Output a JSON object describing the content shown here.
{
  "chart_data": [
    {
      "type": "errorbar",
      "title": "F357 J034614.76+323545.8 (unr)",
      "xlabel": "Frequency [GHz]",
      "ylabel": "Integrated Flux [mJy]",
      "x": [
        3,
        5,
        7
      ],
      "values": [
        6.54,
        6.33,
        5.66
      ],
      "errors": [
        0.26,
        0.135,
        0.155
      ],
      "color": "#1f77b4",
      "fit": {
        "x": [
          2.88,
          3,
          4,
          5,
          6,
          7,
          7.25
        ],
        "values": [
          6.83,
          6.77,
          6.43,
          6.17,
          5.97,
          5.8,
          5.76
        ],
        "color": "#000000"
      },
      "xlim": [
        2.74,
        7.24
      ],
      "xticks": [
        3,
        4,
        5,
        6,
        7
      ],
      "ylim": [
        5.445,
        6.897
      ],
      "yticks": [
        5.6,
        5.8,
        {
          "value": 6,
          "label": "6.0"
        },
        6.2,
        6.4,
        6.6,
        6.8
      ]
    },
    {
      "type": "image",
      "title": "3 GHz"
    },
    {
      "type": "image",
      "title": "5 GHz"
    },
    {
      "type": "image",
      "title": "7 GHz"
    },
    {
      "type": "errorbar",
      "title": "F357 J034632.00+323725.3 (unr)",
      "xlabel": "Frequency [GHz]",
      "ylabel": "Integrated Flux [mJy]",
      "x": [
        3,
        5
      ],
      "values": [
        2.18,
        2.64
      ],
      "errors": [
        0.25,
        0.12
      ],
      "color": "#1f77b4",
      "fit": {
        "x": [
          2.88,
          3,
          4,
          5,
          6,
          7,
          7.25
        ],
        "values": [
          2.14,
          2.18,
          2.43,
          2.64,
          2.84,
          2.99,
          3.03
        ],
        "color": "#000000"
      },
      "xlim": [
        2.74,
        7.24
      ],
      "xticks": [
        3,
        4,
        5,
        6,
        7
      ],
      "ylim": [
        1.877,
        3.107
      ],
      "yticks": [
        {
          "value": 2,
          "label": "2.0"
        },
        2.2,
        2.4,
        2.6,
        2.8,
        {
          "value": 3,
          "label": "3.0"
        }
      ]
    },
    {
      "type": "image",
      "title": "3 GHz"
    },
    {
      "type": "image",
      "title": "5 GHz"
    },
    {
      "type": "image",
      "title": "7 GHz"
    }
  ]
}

_TASK DIRECTIONS_
Write out all the entries exactly.

_FULL RESPONSE_
Output a JSON object describing the content shown here.
{
  "chart_data": [
    {
      "type": "errorbar",
      "title": "F357 J034614.76+323545.8 (unr)",
      "xlabel": "Frequency [GHz]",
      "ylabel": "Integrated Flux [mJy]",
      "x": [
        3,
        5,
        7
      ],
      "values": [
        6.54,
        6.33,
        5.66
      ],
      "errors": [
        0.26,
        0.135,
        0.155
      ],
      "color": "#1f77b4",
      "fit": {
        "x": [
          2.88,
          3,
          4,
          5,
          6,
          7,
          7.25
        ],
        "values": [
          6.83,
          6.77,
          6.43,
          6.17,
          5.97,
          5.8,
          5.76
        ],
        "color": "#000000"
      },
      "xlim": [
        2.74,
        7.24
      ],
      "xticks": [
        3,
        4,
        5,
        6,
        7
      ],
      "ylim": [
        5.445,
        6.897
      ],
      "yticks": [
        5.6,
        5.8,
        {
          "value": 6,
          "label": "6.0"
        },
        6.2,
        6.4,
        6.6,
        6.8
      ]
    },
    {
      "type": "image",
      "title": "3 GHz"
    },
    {
      "type": "image",
      "title": "5 GHz"
    },
    {
      "type": "image",
      "title": "7 GHz"
    },
    {
      "type": "errorbar",
      "title": "F357 J034632.00+323725.3 (unr)",
      "xlabel": "Frequency [GHz]",
      "ylabel": "Integrated Flux [mJy]",
      "x": [
        3,
        5
      ],
      "values": [
        2.18,
        2.64
      ],
      "errors": [
        0.25,
        0.12
      ],
      "color": "#1f77b4",
      "fit": {
        "x": [
          2.88,
          3,
          4,
          5,
          6,
          7,
          7.25
        ],
        "values": [
          2.14,
          2.18,
          2.43,
          2.64,
          2.84,
          2.99,
          3.03
        ],
        "color": "#000000"
      },
      "xlim": [
        2.74,
        7.24
      ],
      "xticks": [
        3,
        4,
        5,
        6,
        7
      ],
      "ylim": [
        1.877,
        3.107
      ],
      "yticks": [
        {
          "value": 2,
          "label": "2.0"
        },
        2.2,
        2.4,
        2.6,
        2.8,
        {
          "value": 3,
          "label": "3.0"
        }
      ]
    },
    {
      "type": "image",
      "title": "3 GHz"
    },
    {
      "type": "image",
      "title": "5 GHz"
    },
    {
      "type": "image",
      "title": "7 GHz"
    }
  ]
}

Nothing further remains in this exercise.